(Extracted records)
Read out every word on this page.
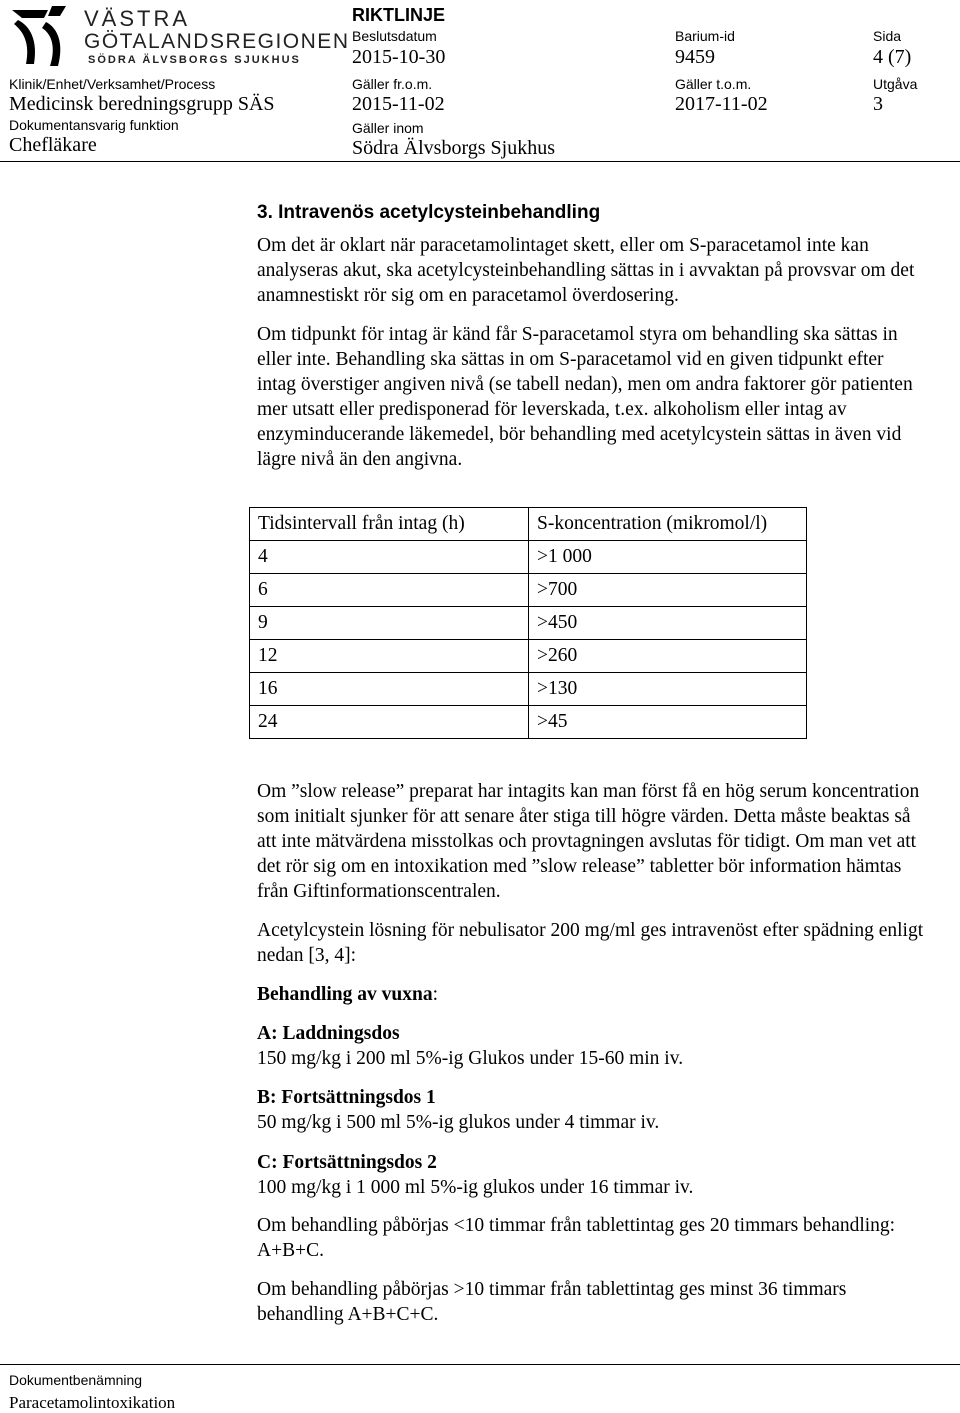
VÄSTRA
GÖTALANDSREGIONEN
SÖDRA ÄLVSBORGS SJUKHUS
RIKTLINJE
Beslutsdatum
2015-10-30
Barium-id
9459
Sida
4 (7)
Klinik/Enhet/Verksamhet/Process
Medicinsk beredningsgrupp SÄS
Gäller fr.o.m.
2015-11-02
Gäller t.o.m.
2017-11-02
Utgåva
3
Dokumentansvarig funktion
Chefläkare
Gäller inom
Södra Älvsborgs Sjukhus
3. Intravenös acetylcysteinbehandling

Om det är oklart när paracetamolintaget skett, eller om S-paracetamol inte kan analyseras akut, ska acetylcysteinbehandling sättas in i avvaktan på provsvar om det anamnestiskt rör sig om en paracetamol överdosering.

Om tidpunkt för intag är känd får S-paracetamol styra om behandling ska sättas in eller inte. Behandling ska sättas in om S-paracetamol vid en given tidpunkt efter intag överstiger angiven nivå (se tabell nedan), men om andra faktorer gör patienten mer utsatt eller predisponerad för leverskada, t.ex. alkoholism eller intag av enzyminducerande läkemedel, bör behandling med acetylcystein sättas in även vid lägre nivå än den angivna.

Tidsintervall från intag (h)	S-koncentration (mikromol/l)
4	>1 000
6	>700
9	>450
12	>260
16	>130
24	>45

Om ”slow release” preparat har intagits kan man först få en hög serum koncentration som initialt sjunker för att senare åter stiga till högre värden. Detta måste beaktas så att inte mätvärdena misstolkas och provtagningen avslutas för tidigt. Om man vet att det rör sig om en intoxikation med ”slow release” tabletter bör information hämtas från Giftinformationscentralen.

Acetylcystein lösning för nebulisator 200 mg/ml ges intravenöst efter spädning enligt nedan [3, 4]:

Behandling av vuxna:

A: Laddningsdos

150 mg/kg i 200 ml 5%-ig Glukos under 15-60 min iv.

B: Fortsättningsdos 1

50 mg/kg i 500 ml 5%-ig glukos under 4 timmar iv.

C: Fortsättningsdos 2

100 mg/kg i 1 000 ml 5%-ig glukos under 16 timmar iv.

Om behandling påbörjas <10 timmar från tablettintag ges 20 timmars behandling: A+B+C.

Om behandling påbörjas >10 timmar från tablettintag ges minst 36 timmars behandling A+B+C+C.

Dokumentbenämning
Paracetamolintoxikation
---
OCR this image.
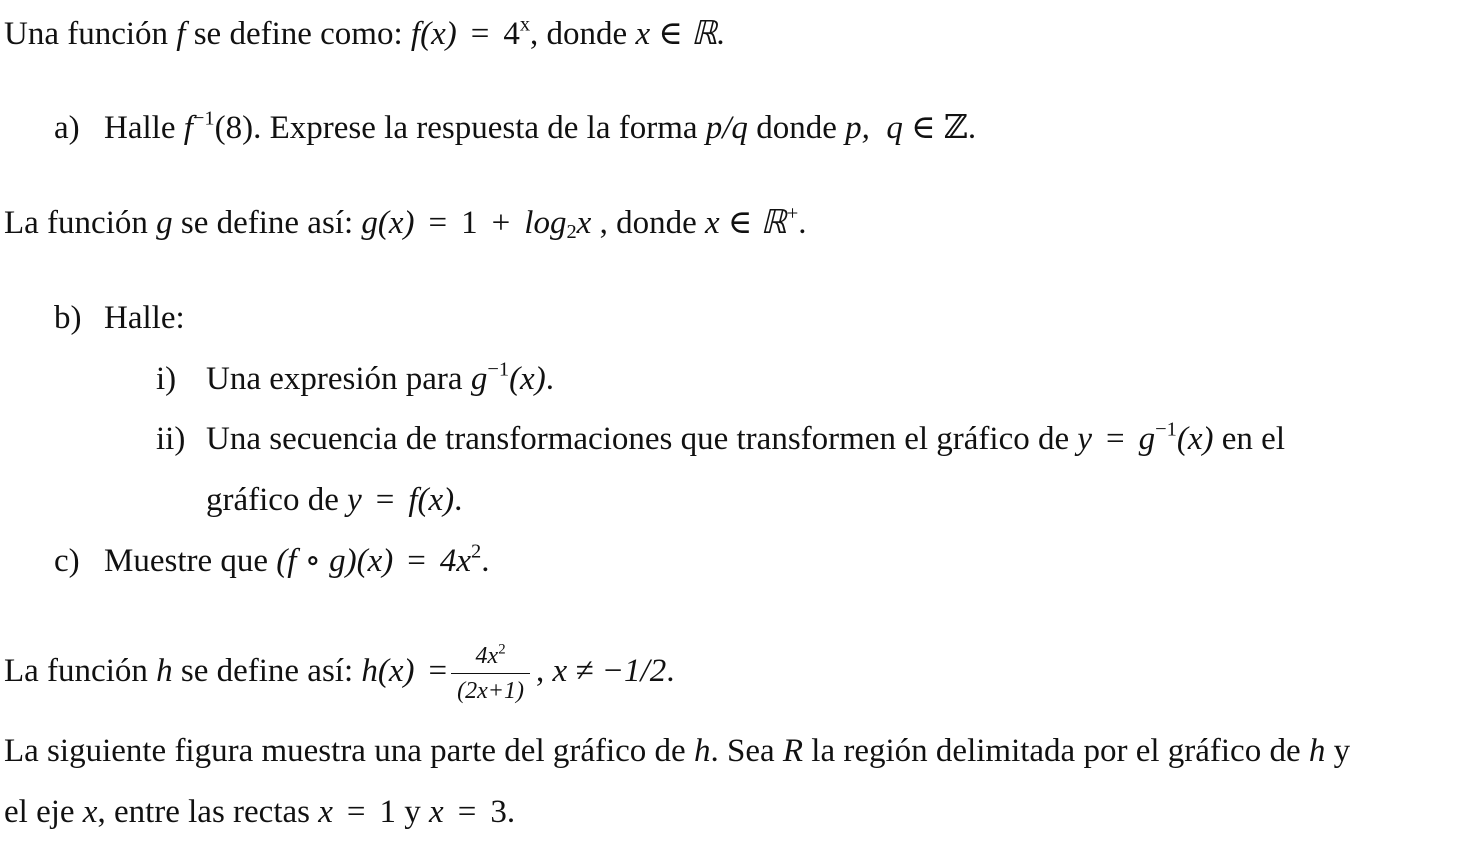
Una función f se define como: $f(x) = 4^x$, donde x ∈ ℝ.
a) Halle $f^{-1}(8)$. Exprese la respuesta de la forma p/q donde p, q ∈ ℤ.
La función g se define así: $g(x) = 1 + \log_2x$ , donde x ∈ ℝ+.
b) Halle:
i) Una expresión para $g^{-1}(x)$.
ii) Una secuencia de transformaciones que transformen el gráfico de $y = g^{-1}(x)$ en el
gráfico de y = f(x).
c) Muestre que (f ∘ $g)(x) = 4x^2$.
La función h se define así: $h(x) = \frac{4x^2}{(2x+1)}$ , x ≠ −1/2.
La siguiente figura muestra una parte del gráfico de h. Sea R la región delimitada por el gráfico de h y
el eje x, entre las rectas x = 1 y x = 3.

# Required task:
Return every line above that contains the word "define".

# Solution below:
Una función f se define como: $f(x) = 4^x$, donde x ∈ ℝ.
La función g se define así: $g(x) = 1 + \log_2x$ , donde x ∈ ℝ+.
La función h se define así: $h(x) = \frac{4x^2}{(2x+1)}$ , x ≠ −1/2.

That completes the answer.